*Dataset extract*:
+++
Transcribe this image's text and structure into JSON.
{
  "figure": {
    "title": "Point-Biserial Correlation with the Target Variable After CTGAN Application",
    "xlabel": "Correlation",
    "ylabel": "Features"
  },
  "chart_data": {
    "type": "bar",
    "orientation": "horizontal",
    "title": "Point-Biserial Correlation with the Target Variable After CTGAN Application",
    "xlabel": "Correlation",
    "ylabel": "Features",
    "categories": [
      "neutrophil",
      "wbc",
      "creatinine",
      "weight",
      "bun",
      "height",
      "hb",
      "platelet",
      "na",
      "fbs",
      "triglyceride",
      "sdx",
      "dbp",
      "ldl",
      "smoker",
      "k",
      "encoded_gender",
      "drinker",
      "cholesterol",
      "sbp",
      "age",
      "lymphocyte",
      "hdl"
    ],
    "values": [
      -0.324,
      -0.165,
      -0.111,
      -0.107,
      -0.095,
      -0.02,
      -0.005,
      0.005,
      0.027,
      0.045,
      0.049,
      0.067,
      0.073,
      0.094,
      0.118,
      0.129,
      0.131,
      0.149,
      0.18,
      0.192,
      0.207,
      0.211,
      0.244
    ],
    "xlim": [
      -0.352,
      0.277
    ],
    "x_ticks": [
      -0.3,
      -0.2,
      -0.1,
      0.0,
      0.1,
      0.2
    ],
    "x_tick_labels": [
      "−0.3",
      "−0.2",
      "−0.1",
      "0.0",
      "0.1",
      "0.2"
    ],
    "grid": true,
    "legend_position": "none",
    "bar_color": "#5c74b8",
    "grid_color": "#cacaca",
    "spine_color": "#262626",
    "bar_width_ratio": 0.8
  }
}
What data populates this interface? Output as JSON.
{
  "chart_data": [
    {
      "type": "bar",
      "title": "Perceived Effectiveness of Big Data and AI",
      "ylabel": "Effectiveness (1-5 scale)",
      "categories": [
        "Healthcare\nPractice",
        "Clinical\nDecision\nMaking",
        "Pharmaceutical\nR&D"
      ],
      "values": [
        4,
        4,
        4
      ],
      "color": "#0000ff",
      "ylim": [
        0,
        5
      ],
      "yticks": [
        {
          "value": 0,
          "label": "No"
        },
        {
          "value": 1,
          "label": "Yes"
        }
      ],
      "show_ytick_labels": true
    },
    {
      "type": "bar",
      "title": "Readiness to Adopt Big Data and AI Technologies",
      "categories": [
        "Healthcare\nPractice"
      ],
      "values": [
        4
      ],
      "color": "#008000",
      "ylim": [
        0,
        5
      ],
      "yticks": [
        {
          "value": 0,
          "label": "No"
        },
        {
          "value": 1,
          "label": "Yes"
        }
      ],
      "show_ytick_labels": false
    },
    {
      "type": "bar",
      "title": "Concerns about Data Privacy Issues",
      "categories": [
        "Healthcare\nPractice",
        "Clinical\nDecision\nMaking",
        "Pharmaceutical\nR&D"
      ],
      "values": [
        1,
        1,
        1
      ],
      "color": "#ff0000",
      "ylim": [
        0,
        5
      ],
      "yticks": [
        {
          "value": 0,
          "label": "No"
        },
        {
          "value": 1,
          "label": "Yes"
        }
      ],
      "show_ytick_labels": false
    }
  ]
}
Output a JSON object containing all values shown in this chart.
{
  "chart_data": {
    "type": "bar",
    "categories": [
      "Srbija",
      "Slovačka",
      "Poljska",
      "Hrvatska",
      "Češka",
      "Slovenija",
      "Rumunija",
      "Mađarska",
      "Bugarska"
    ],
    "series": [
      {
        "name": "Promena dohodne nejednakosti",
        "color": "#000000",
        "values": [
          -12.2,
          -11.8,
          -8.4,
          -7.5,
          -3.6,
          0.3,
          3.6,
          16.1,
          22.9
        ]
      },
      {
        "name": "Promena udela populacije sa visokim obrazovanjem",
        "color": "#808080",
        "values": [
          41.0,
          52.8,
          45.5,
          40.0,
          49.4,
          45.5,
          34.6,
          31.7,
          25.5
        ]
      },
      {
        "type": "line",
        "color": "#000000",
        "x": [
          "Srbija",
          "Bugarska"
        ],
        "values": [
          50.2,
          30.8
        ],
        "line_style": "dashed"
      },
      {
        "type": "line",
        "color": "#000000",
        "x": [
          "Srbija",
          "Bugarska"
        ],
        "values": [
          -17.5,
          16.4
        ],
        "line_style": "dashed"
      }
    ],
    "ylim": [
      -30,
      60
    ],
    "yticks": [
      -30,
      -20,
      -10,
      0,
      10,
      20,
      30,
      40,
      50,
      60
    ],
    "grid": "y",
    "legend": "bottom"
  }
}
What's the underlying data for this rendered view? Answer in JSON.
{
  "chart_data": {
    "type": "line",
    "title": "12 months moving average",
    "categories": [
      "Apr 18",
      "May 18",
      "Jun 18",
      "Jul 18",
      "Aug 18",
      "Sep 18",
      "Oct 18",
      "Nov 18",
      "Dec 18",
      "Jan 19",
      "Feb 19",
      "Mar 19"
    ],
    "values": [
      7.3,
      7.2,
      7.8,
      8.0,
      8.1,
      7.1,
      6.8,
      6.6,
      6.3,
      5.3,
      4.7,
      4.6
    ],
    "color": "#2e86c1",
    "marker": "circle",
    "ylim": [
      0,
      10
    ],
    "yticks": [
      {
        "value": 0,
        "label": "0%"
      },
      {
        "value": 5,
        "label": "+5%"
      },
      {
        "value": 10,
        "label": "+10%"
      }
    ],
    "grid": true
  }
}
+++
*Written request*: The records above need to be transcribed in full. Keep every character unchanged.

*Problem solution*:
Transcribe this image's text and structure into JSON.
{
  "figure": {
    "title": "Point-Biserial Correlation with the Target Variable After CTGAN Application",
    "xlabel": "Correlation",
    "ylabel": "Features"
  },
  "chart_data": {
    "type": "bar",
    "orientation": "horizontal",
    "title": "Point-Biserial Correlation with the Target Variable After CTGAN Application",
    "xlabel": "Correlation",
    "ylabel": "Features",
    "categories": [
      "neutrophil",
      "wbc",
      "creatinine",
      "weight",
      "bun",
      "height",
      "hb",
      "platelet",
      "na",
      "fbs",
      "triglyceride",
      "sdx",
      "dbp",
      "ldl",
      "smoker",
      "k",
      "encoded_gender",
      "drinker",
      "cholesterol",
      "sbp",
      "age",
      "lymphocyte",
      "hdl"
    ],
    "values": [
      -0.324,
      -0.165,
      -0.111,
      -0.107,
      -0.095,
      -0.02,
      -0.005,
      0.005,
      0.027,
      0.045,
      0.049,
      0.067,
      0.073,
      0.094,
      0.118,
      0.129,
      0.131,
      0.149,
      0.18,
      0.192,
      0.207,
      0.211,
      0.244
    ],
    "xlim": [
      -0.352,
      0.277
    ],
    "x_ticks": [
      -0.3,
      -0.2,
      -0.1,
      0.0,
      0.1,
      0.2
    ],
    "x_tick_labels": [
      "−0.3",
      "−0.2",
      "−0.1",
      "0.0",
      "0.1",
      "0.2"
    ],
    "grid": true,
    "legend_position": "none",
    "bar_color": "#5c74b8",
    "grid_color": "#cacaca",
    "spine_color": "#262626",
    "bar_width_ratio": 0.8
  }
}
What data populates this interface? Output as JSON.
{
  "chart_data": [
    {
      "type": "bar",
      "title": "Perceived Effectiveness of Big Data and AI",
      "ylabel": "Effectiveness (1-5 scale)",
      "categories": [
        "Healthcare\nPractice",
        "Clinical\nDecision\nMaking",
        "Pharmaceutical\nR&D"
      ],
      "values": [
        4,
        4,
        4
      ],
      "color": "#0000ff",
      "ylim": [
        0,
        5
      ],
      "yticks": [
        {
          "value": 0,
          "label": "No"
        },
        {
          "value": 1,
          "label": "Yes"
        }
      ],
      "show_ytick_labels": true
    },
    {
      "type": "bar",
      "title": "Readiness to Adopt Big Data and AI Technologies",
      "categories": [
        "Healthcare\nPractice"
      ],
      "values": [
        4
      ],
      "color": "#008000",
      "ylim": [
        0,
        5
      ],
      "yticks": [
        {
          "value": 0,
          "label": "No"
        },
        {
          "value": 1,
          "label": "Yes"
        }
      ],
      "show_ytick_labels": false
    },
    {
      "type": "bar",
      "title": "Concerns about Data Privacy Issues",
      "categories": [
        "Healthcare\nPractice",
        "Clinical\nDecision\nMaking",
        "Pharmaceutical\nR&D"
      ],
      "values": [
        1,
        1,
        1
      ],
      "color": "#ff0000",
      "ylim": [
        0,
        5
      ],
      "yticks": [
        {
          "value": 0,
          "label": "No"
        },
        {
          "value": 1,
          "label": "Yes"
        }
      ],
      "show_ytick_labels": false
    }
  ]
}
Output a JSON object containing all values shown in this chart.
{
  "chart_data": {
    "type": "bar",
    "categories": [
      "Srbija",
      "Slovačka",
      "Poljska",
      "Hrvatska",
      "Češka",
      "Slovenija",
      "Rumunija",
      "Mađarska",
      "Bugarska"
    ],
    "series": [
      {
        "name": "Promena dohodne nejednakosti",
        "color": "#000000",
        "values": [
          -12.2,
          -11.8,
          -8.4,
          -7.5,
          -3.6,
          0.3,
          3.6,
          16.1,
          22.9
        ]
      },
      {
        "name": "Promena udela populacije sa visokim obrazovanjem",
        "color": "#808080",
        "values": [
          41.0,
          52.8,
          45.5,
          40.0,
          49.4,
          45.5,
          34.6,
          31.7,
          25.5
        ]
      },
      {
        "type": "line",
        "color": "#000000",
        "x": [
          "Srbija",
          "Bugarska"
        ],
        "values": [
          50.2,
          30.8
        ],
        "line_style": "dashed"
      },
      {
        "type": "line",
        "color": "#000000",
        "x": [
          "Srbija",
          "Bugarska"
        ],
        "values": [
          -17.5,
          16.4
        ],
        "line_style": "dashed"
      }
    ],
    "ylim": [
      -30,
      60
    ],
    "yticks": [
      -30,
      -20,
      -10,
      0,
      10,
      20,
      30,
      40,
      50,
      60
    ],
    "grid": "y",
    "legend": "bottom"
  }
}
What's the underlying data for this rendered view? Answer in JSON.
{
  "chart_data": {
    "type": "line",
    "title": "12 months moving average",
    "categories": [
      "Apr 18",
      "May 18",
      "Jun 18",
      "Jul 18",
      "Aug 18",
      "Sep 18",
      "Oct 18",
      "Nov 18",
      "Dec 18",
      "Jan 19",
      "Feb 19",
      "Mar 19"
    ],
    "values": [
      7.3,
      7.2,
      7.8,
      8.0,
      8.1,
      7.1,
      6.8,
      6.6,
      6.3,
      5.3,
      4.7,
      4.6
    ],
    "color": "#2e86c1",
    "marker": "circle",
    "ylim": [
      0,
      10
    ],
    "yticks": [
      {
        "value": 0,
        "label": "0%"
      },
      {
        "value": 5,
        "label": "+5%"
      },
      {
        "value": 10,
        "label": "+10%"
      }
    ],
    "grid": true
  }
}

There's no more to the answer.